### Goal of the exercise
Where a line holds the word "structured", copy that line.

### Material provided
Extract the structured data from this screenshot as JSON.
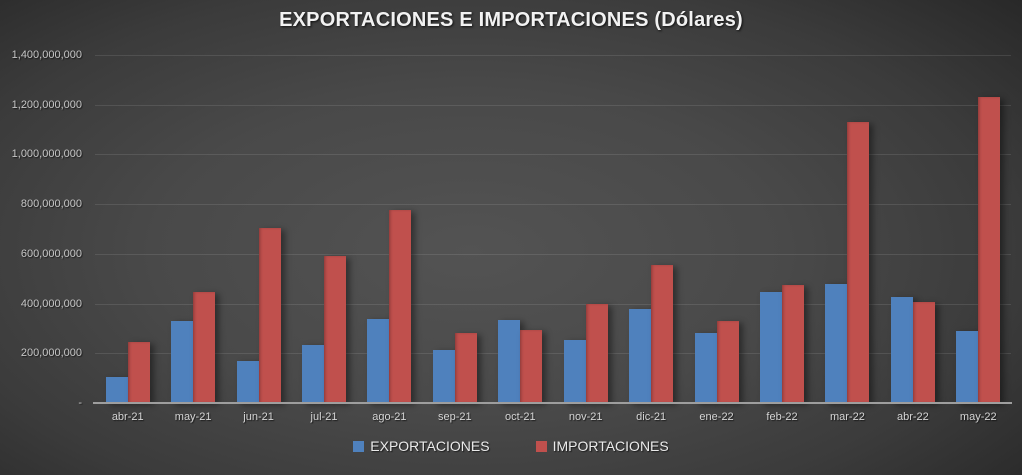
{
  "chart_data": {
    "type": "bar",
    "title": "EXPORTACIONES E IMPORTACIONES (Dólares)",
    "categories": [
      "abr-21",
      "may-21",
      "jun-21",
      "jul-21",
      "ago-21",
      "sep-21",
      "oct-21",
      "nov-21",
      "dic-21",
      "ene-22",
      "feb-22",
      "mar-22",
      "abr-22",
      "may-22"
    ],
    "series": [
      {
        "name": "EXPORTACIONES",
        "color": "#4F81BD",
        "values": [
          105000000,
          330000000,
          170000000,
          235000000,
          340000000,
          215000000,
          335000000,
          255000000,
          380000000,
          280000000,
          445000000,
          480000000,
          425000000,
          290000000
        ]
      },
      {
        "name": "IMPORTACIONES",
        "color": "#C0504D",
        "values": [
          245000000,
          445000000,
          705000000,
          590000000,
          775000000,
          280000000,
          295000000,
          400000000,
          555000000,
          330000000,
          475000000,
          1130000000,
          405000000,
          1230000000
        ]
      }
    ],
    "y_axis": {
      "min": 0,
      "max": 1400000000,
      "tick_interval": 200000000,
      "ticks": [
        {
          "value": 1400000000,
          "label": "1,400,000,000"
        },
        {
          "value": 1200000000,
          "label": "1,200,000,000"
        },
        {
          "value": 1000000000,
          "label": "1,000,000,000"
        },
        {
          "value": 800000000,
          "label": "800,000,000"
        },
        {
          "value": 600000000,
          "label": "600,000,000"
        },
        {
          "value": 400000000,
          "label": "400,000,000"
        },
        {
          "value": 200000000,
          "label": "200,000,000"
        },
        {
          "value": 0,
          "label": "-"
        }
      ]
    },
    "grid": true,
    "legend_position": "bottom"
  },
  "colors": {
    "background_center": "#4F4F4F",
    "background_edge": "#232323",
    "gridline": "rgba(255,255,255,0.10)",
    "axis_line": "#9E9E9E",
    "title_text": "#F2F2F2",
    "tick_label_text": "#C6C6C6",
    "legend_text": "#EAEAEA",
    "exportaciones": "#4F81BD",
    "importaciones": "#C0504D"
  }
}
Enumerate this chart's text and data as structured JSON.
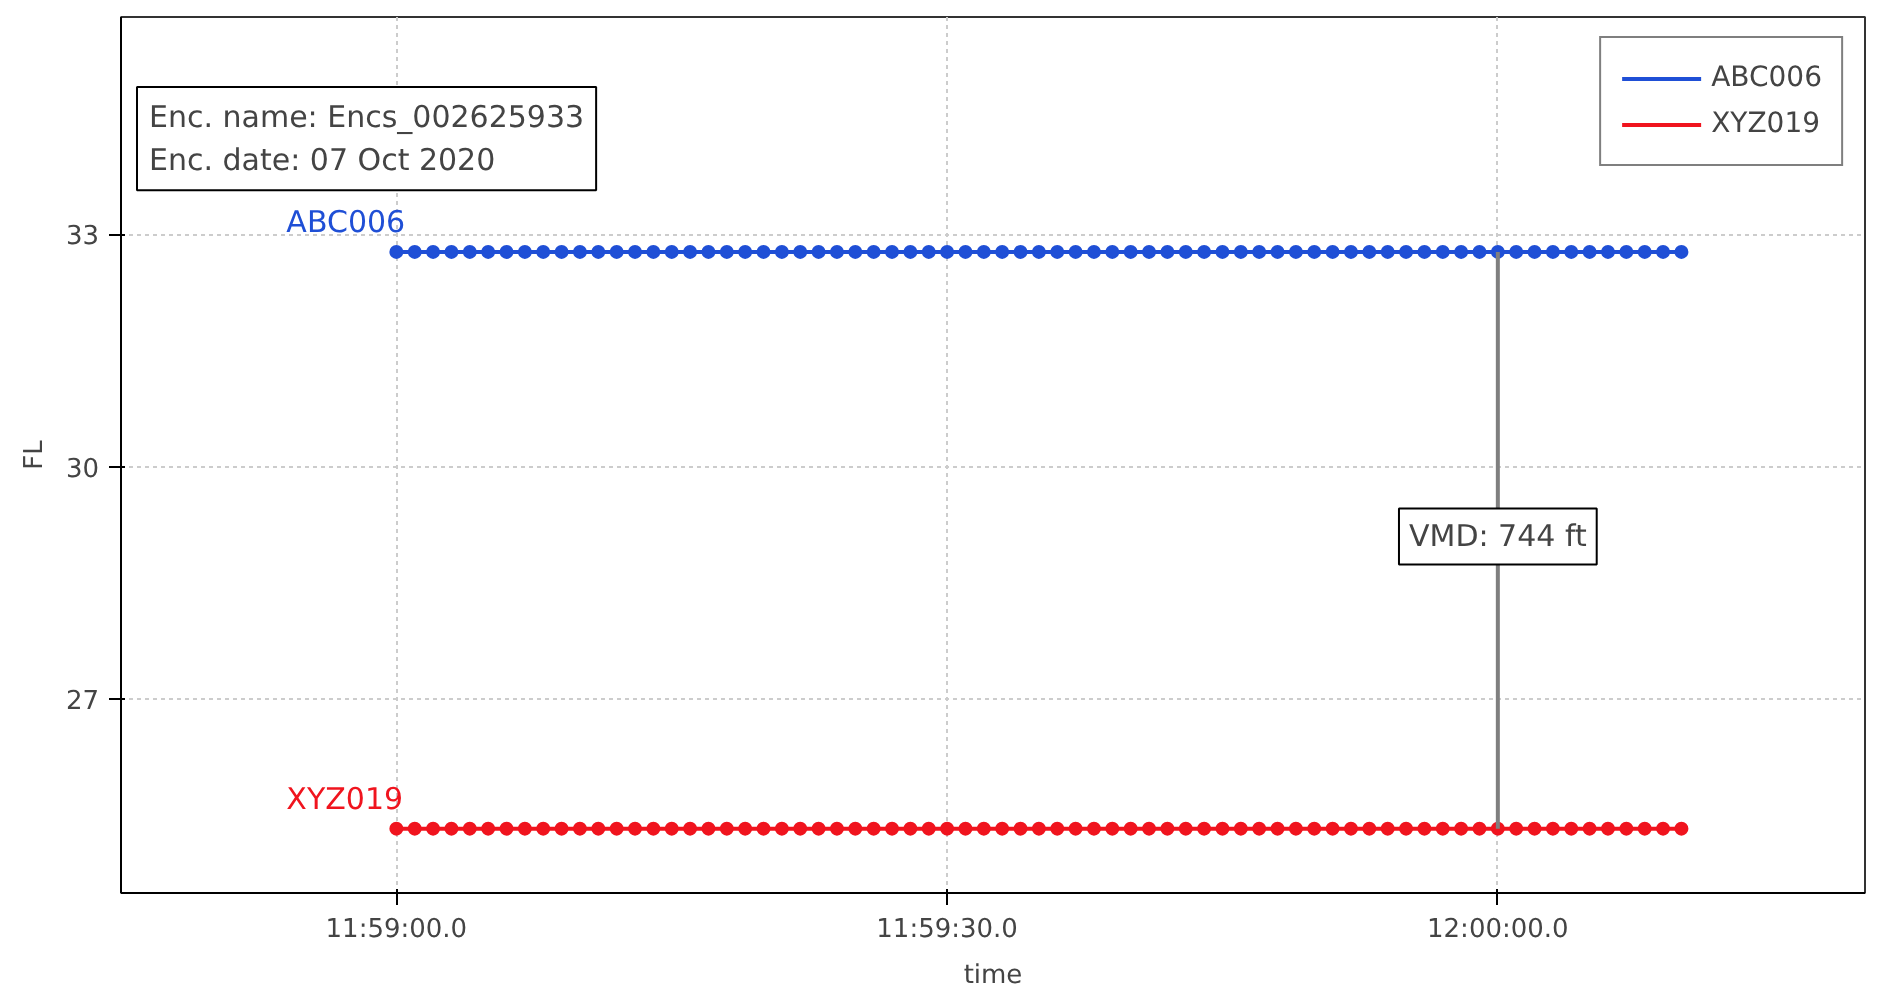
{
  "chart_data": {
    "type": "line",
    "xlabel": "time",
    "ylabel": "FL",
    "x": [
      "2020-10-07T11:59:00",
      "2020-10-07T11:59:01",
      "2020-10-07T11:59:02",
      "2020-10-07T11:59:03",
      "2020-10-07T11:59:04",
      "2020-10-07T11:59:05",
      "2020-10-07T11:59:06",
      "2020-10-07T11:59:07",
      "2020-10-07T11:59:08",
      "2020-10-07T11:59:09",
      "2020-10-07T11:59:10",
      "2020-10-07T11:59:11",
      "2020-10-07T11:59:12",
      "2020-10-07T11:59:13",
      "2020-10-07T11:59:14",
      "2020-10-07T11:59:15",
      "2020-10-07T11:59:16",
      "2020-10-07T11:59:17",
      "2020-10-07T11:59:18",
      "2020-10-07T11:59:19",
      "2020-10-07T11:59:20",
      "2020-10-07T11:59:21",
      "2020-10-07T11:59:22",
      "2020-10-07T11:59:23",
      "2020-10-07T11:59:24",
      "2020-10-07T11:59:25",
      "2020-10-07T11:59:26",
      "2020-10-07T11:59:27",
      "2020-10-07T11:59:28",
      "2020-10-07T11:59:29",
      "2020-10-07T11:59:30",
      "2020-10-07T11:59:31",
      "2020-10-07T11:59:32",
      "2020-10-07T11:59:33",
      "2020-10-07T11:59:34",
      "2020-10-07T11:59:35",
      "2020-10-07T11:59:36",
      "2020-10-07T11:59:37",
      "2020-10-07T11:59:38",
      "2020-10-07T11:59:39",
      "2020-10-07T11:59:40",
      "2020-10-07T11:59:41",
      "2020-10-07T11:59:42",
      "2020-10-07T11:59:43",
      "2020-10-07T11:59:44",
      "2020-10-07T11:59:45",
      "2020-10-07T11:59:46",
      "2020-10-07T11:59:47",
      "2020-10-07T11:59:48",
      "2020-10-07T11:59:49",
      "2020-10-07T11:59:50",
      "2020-10-07T11:59:51",
      "2020-10-07T11:59:52",
      "2020-10-07T11:59:53",
      "2020-10-07T11:59:54",
      "2020-10-07T11:59:55",
      "2020-10-07T11:59:56",
      "2020-10-07T11:59:57",
      "2020-10-07T11:59:58",
      "2020-10-07T11:59:59",
      "2020-10-07T12:00:00",
      "2020-10-07T12:00:01",
      "2020-10-07T12:00:02",
      "2020-10-07T12:00:03",
      "2020-10-07T12:00:04",
      "2020-10-07T12:00:05",
      "2020-10-07T12:00:06",
      "2020-10-07T12:00:07",
      "2020-10-07T12:00:08",
      "2020-10-07T12:00:09",
      "2020-10-07T12:00:10"
    ],
    "series": [
      {
        "name": "ABC006",
        "color": "#1f4fd6",
        "values": [
          32.77,
          32.77,
          32.77,
          32.77,
          32.77,
          32.77,
          32.77,
          32.77,
          32.77,
          32.77,
          32.77,
          32.77,
          32.77,
          32.77,
          32.77,
          32.77,
          32.77,
          32.77,
          32.77,
          32.77,
          32.77,
          32.77,
          32.77,
          32.77,
          32.77,
          32.77,
          32.77,
          32.77,
          32.77,
          32.77,
          32.77,
          32.77,
          32.77,
          32.77,
          32.77,
          32.77,
          32.77,
          32.77,
          32.77,
          32.77,
          32.77,
          32.77,
          32.77,
          32.77,
          32.77,
          32.77,
          32.77,
          32.77,
          32.77,
          32.77,
          32.77,
          32.77,
          32.77,
          32.77,
          32.77,
          32.77,
          32.77,
          32.77,
          32.77,
          32.77,
          32.77,
          32.77,
          32.77,
          32.77,
          32.77,
          32.77,
          32.77,
          32.77,
          32.77,
          32.77,
          32.77
        ]
      },
      {
        "name": "XYZ019",
        "color": "#f0141e",
        "values": [
          25.33,
          25.33,
          25.33,
          25.33,
          25.33,
          25.33,
          25.33,
          25.33,
          25.33,
          25.33,
          25.33,
          25.33,
          25.33,
          25.33,
          25.33,
          25.33,
          25.33,
          25.33,
          25.33,
          25.33,
          25.33,
          25.33,
          25.33,
          25.33,
          25.33,
          25.33,
          25.33,
          25.33,
          25.33,
          25.33,
          25.33,
          25.33,
          25.33,
          25.33,
          25.33,
          25.33,
          25.33,
          25.33,
          25.33,
          25.33,
          25.33,
          25.33,
          25.33,
          25.33,
          25.33,
          25.33,
          25.33,
          25.33,
          25.33,
          25.33,
          25.33,
          25.33,
          25.33,
          25.33,
          25.33,
          25.33,
          25.33,
          25.33,
          25.33,
          25.33,
          25.33,
          25.33,
          25.33,
          25.33,
          25.33,
          25.33,
          25.33,
          25.33,
          25.33,
          25.33,
          25.33
        ]
      },
      {
        "color": "#7f7f7f",
        "marker": "none",
        "x": [
          "2020-10-07T12:00:00",
          "2020-10-07T12:00:00"
        ],
        "values": [
          25.33,
          32.77
        ]
      }
    ],
    "annotations": [
      "Enc. name: Encs_002625933",
      "Enc. date: 07 Oct 2020",
      {
        "text": "VMD: 744 ft",
        "x": "2020-10-07T12:00:00",
        "y": 29.1
      }
    ],
    "xlim": [
      "2020-10-07T11:58:45",
      "2020-10-07T12:00:20"
    ],
    "xticks": [
      {
        "value": "2020-10-07T11:59:00",
        "label": "11:59:00.0"
      },
      {
        "value": "2020-10-07T11:59:30",
        "label": "11:59:30.0"
      },
      {
        "value": "2020-10-07T12:00:00",
        "label": "12:00:00.0"
      }
    ],
    "ylim": [
      24.5,
      35.8
    ],
    "yticks": [
      27,
      30,
      33
    ],
    "grid": true,
    "legend": "top right",
    "marker": "circle"
  }
}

### Response to the exercise
Extract the structured data from this screenshot as JSON.
Enumerate this chart's text and data as structured JSON.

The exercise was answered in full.